◆ Request:
Repeat each entry word for word. Leave any images out of the copy.

--*--

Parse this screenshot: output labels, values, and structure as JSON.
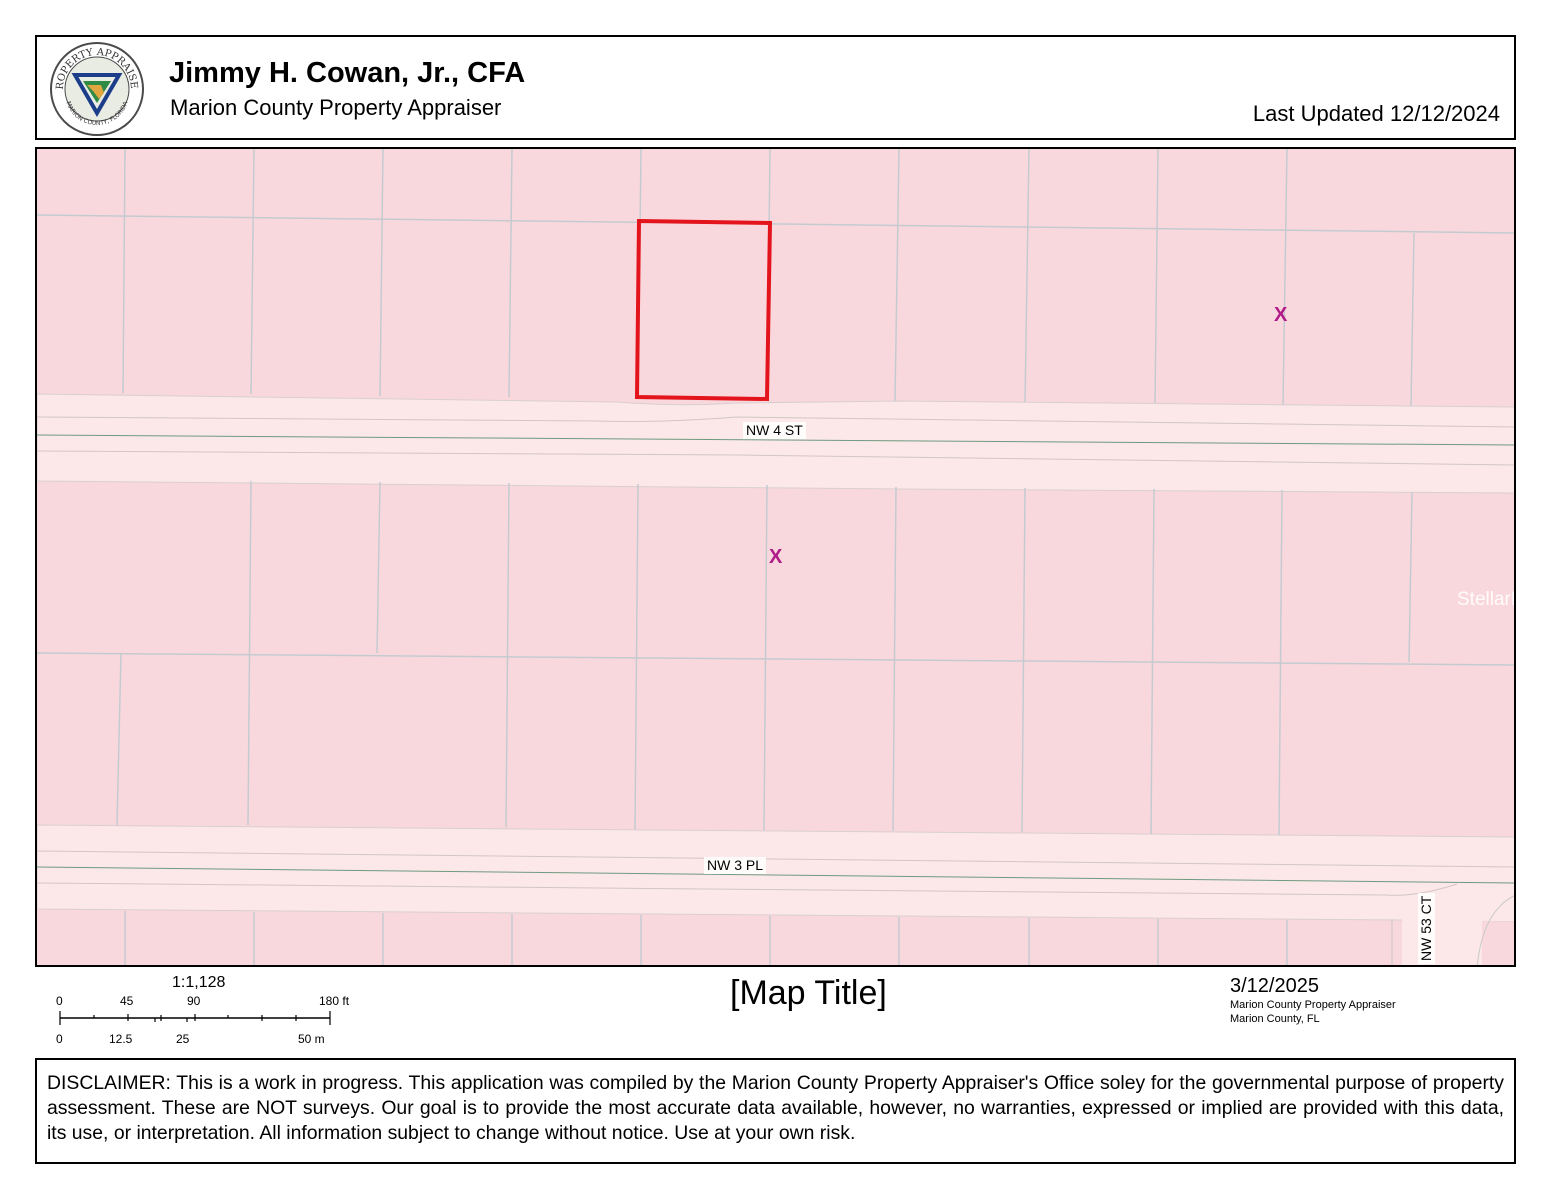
{
  "header": {
    "seal_icon": "marion-county-property-appraiser-seal",
    "seal_text_top": "PROPERTY APPRAISER",
    "seal_text_bottom": "MARION COUNTY, FLORIDA",
    "name": "Jimmy H. Cowan, Jr., CFA",
    "office": "Marion County Property Appraiser",
    "last_updated": "Last Updated 12/12/2024"
  },
  "map": {
    "background_color": "#f9d8dd",
    "road_color": "#fce8e8",
    "highlight_color": "#e3141b",
    "marker_color": "#b01b8a",
    "streets": [
      "NW 4 ST",
      "NW 3 PL",
      "NW 53 CT"
    ],
    "markers": [
      "X",
      "X"
    ],
    "watermark": "StellarMLS"
  },
  "scale": {
    "ratio": "1:1,128",
    "feet_ticks": [
      "0",
      "45",
      "90",
      "180 ft"
    ],
    "meter_ticks": [
      "0",
      "12.5",
      "25",
      "50 m"
    ]
  },
  "map_title": "[Map Title]",
  "date_block": {
    "date": "3/12/2025",
    "line1": "Marion County Property Appraiser",
    "line2": "Marion County, FL"
  },
  "disclaimer": "DISCLAIMER: This is a work in progress. This application was compiled by the Marion County Property Appraiser's Office soley for the governmental purpose of property assessment. These are NOT surveys. Our goal is to provide the most accurate data available, however, no warranties, expressed or implied are provided with this data, its use, or interpretation. All information subject to change without notice. Use at your own risk."
}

--*--

◆ Answer for this exercise:
Parse this screenshot: output labels, values, and structure as JSON.
{
  "header": {
    "seal_icon": "marion-county-property-appraiser-seal",
    "seal_text_top": "PROPERTY APPRAISER",
    "seal_text_bottom": "MARION COUNTY, FLORIDA",
    "name": "Jimmy H. Cowan, Jr., CFA",
    "office": "Marion County Property Appraiser",
    "last_updated": "Last Updated 12/12/2024"
  },
  "map": {
    "background_color": "#f9d8dd",
    "road_color": "#fce8e8",
    "highlight_color": "#e3141b",
    "marker_color": "#b01b8a",
    "streets": [
      "NW 4 ST",
      "NW 3 PL",
      "NW 53 CT"
    ],
    "markers": [
      "X",
      "X"
    ],
    "watermark": "StellarMLS"
  },
  "scale": {
    "ratio": "1:1,128",
    "feet_ticks": [
      "0",
      "45",
      "90",
      "180 ft"
    ],
    "meter_ticks": [
      "0",
      "12.5",
      "25",
      "50 m"
    ]
  },
  "map_title": "[Map Title]",
  "date_block": {
    "date": "3/12/2025",
    "line1": "Marion County Property Appraiser",
    "line2": "Marion County, FL"
  },
  "disclaimer": "DISCLAIMER: This is a work in progress. This application was compiled by the Marion County Property Appraiser's Office soley for the governmental purpose of property assessment. These are NOT surveys. Our goal is to provide the most accurate data available, however, no warranties, expressed or implied are provided with this data, its use, or interpretation. All information subject to change without notice. Use at your own risk."
}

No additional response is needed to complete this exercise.